»»

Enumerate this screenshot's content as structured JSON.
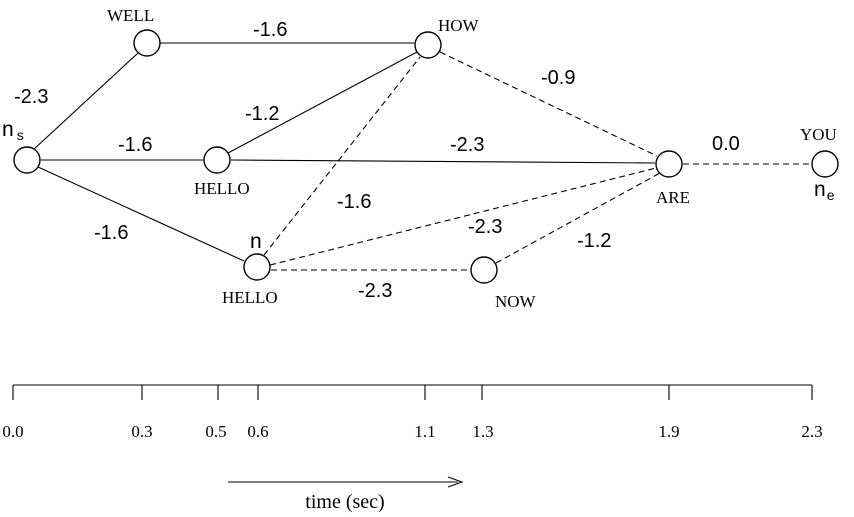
{
  "diagram": {
    "nodes": [
      {
        "id": "ns",
        "word": "",
        "symbol": "n",
        "subscript": "s"
      },
      {
        "id": "well",
        "word": "WELL"
      },
      {
        "id": "how",
        "word": "HOW"
      },
      {
        "id": "hello1",
        "word": "HELLO"
      },
      {
        "id": "hello2",
        "word": "HELLO",
        "symbol": "n"
      },
      {
        "id": "are",
        "word": "ARE"
      },
      {
        "id": "now",
        "word": "NOW"
      },
      {
        "id": "you",
        "word": "YOU",
        "symbol": "n",
        "subscript": "e"
      }
    ],
    "edges": [
      {
        "from": "ns",
        "to": "well",
        "score": "-2.3",
        "style": "solid"
      },
      {
        "from": "well",
        "to": "how",
        "score": "-1.6",
        "style": "solid"
      },
      {
        "from": "ns",
        "to": "hello1",
        "score": "-1.6",
        "style": "solid"
      },
      {
        "from": "hello1",
        "to": "how",
        "score": "-1.2",
        "style": "solid"
      },
      {
        "from": "hello1",
        "to": "are",
        "score": "-2.3",
        "style": "solid"
      },
      {
        "from": "ns",
        "to": "hello2",
        "score": "-1.6",
        "style": "solid"
      },
      {
        "from": "hello2",
        "to": "how",
        "score": "-1.6",
        "style": "dashed"
      },
      {
        "from": "how",
        "to": "are",
        "score": "-0.9",
        "style": "dashed"
      },
      {
        "from": "hello2",
        "to": "are",
        "score": "-2.3",
        "style": "dashed"
      },
      {
        "from": "hello2",
        "to": "now",
        "score": "-2.3",
        "style": "dashed"
      },
      {
        "from": "now",
        "to": "are",
        "score": "-1.2",
        "style": "dashed"
      },
      {
        "from": "are",
        "to": "you",
        "score": "0.0",
        "style": "dashed"
      }
    ]
  },
  "timeline": {
    "ticks": [
      "0.0",
      "0.3",
      "0.5",
      "0.6",
      "1.1",
      "1.3",
      "1.9",
      "2.3"
    ],
    "caption": "time (sec)"
  }
}
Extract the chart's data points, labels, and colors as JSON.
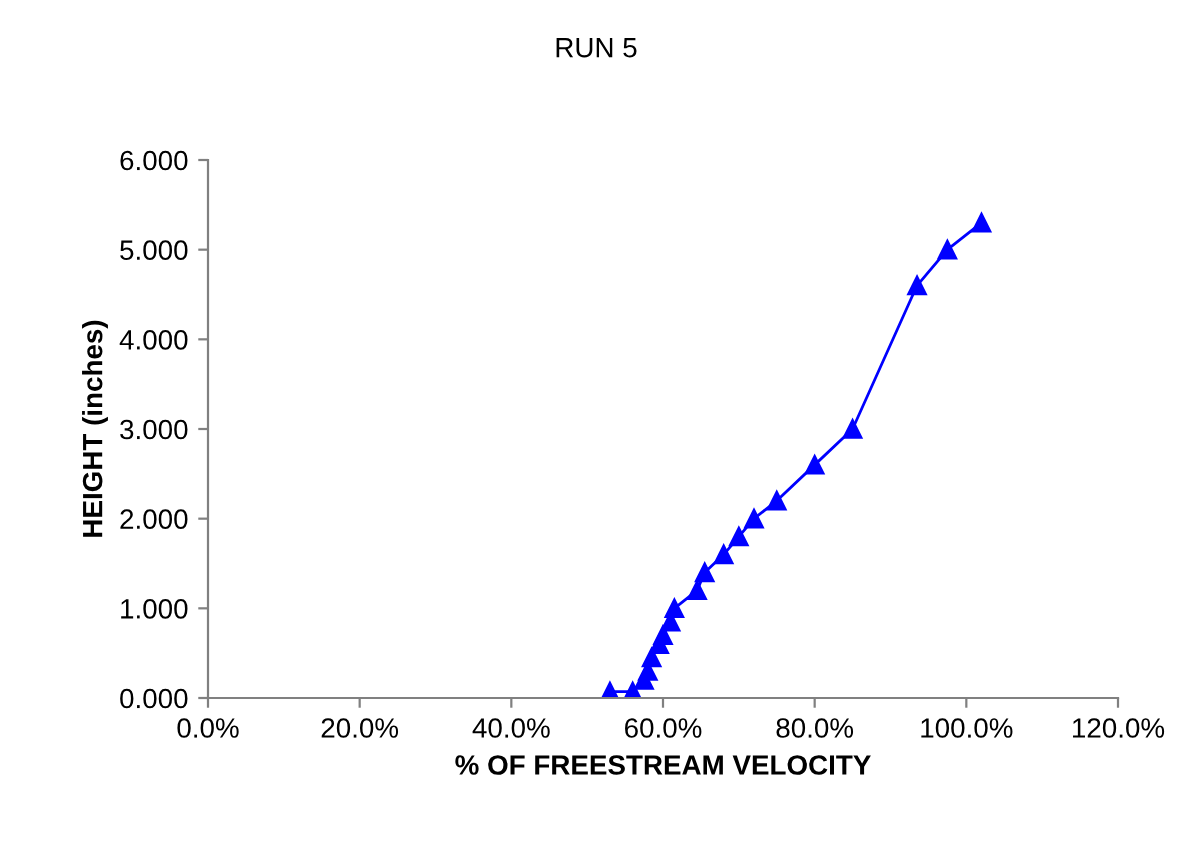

««

> JOB: Return all of the data exactly as written, and drop the pictures.

> CORRECT ANSWER:
Enumerate this screenshot's content as structured JSON.
{
  "diagram": {
    "nodes": [
      {
        "id": "ns",
        "word": "",
        "symbol": "n",
        "subscript": "s"
      },
      {
        "id": "well",
        "word": "WELL"
      },
      {
        "id": "how",
        "word": "HOW"
      },
      {
        "id": "hello1",
        "word": "HELLO"
      },
      {
        "id": "hello2",
        "word": "HELLO",
        "symbol": "n"
      },
      {
        "id": "are",
        "word": "ARE"
      },
      {
        "id": "now",
        "word": "NOW"
      },
      {
        "id": "you",
        "word": "YOU",
        "symbol": "n",
        "subscript": "e"
      }
    ],
    "edges": [
      {
        "from": "ns",
        "to": "well",
        "score": "-2.3",
        "style": "solid"
      },
      {
        "from": "well",
        "to": "how",
        "score": "-1.6",
        "style": "solid"
      },
      {
        "from": "ns",
        "to": "hello1",
        "score": "-1.6",
        "style": "solid"
      },
      {
        "from": "hello1",
        "to": "how",
        "score": "-1.2",
        "style": "solid"
      },
      {
        "from": "hello1",
        "to": "are",
        "score": "-2.3",
        "style": "solid"
      },
      {
        "from": "ns",
        "to": "hello2",
        "score": "-1.6",
        "style": "solid"
      },
      {
        "from": "hello2",
        "to": "how",
        "score": "-1.6",
        "style": "dashed"
      },
      {
        "from": "how",
        "to": "are",
        "score": "-0.9",
        "style": "dashed"
      },
      {
        "from": "hello2",
        "to": "are",
        "score": "-2.3",
        "style": "dashed"
      },
      {
        "from": "hello2",
        "to": "now",
        "score": "-2.3",
        "style": "dashed"
      },
      {
        "from": "now",
        "to": "are",
        "score": "-1.2",
        "style": "dashed"
      },
      {
        "from": "are",
        "to": "you",
        "score": "0.0",
        "style": "dashed"
      }
    ]
  },
  "timeline": {
    "ticks": [
      "0.0",
      "0.3",
      "0.5",
      "0.6",
      "1.1",
      "1.3",
      "1.9",
      "2.3"
    ],
    "caption": "time (sec)"
  }
}
Extract the chart's data points, labels, and colors as JSON.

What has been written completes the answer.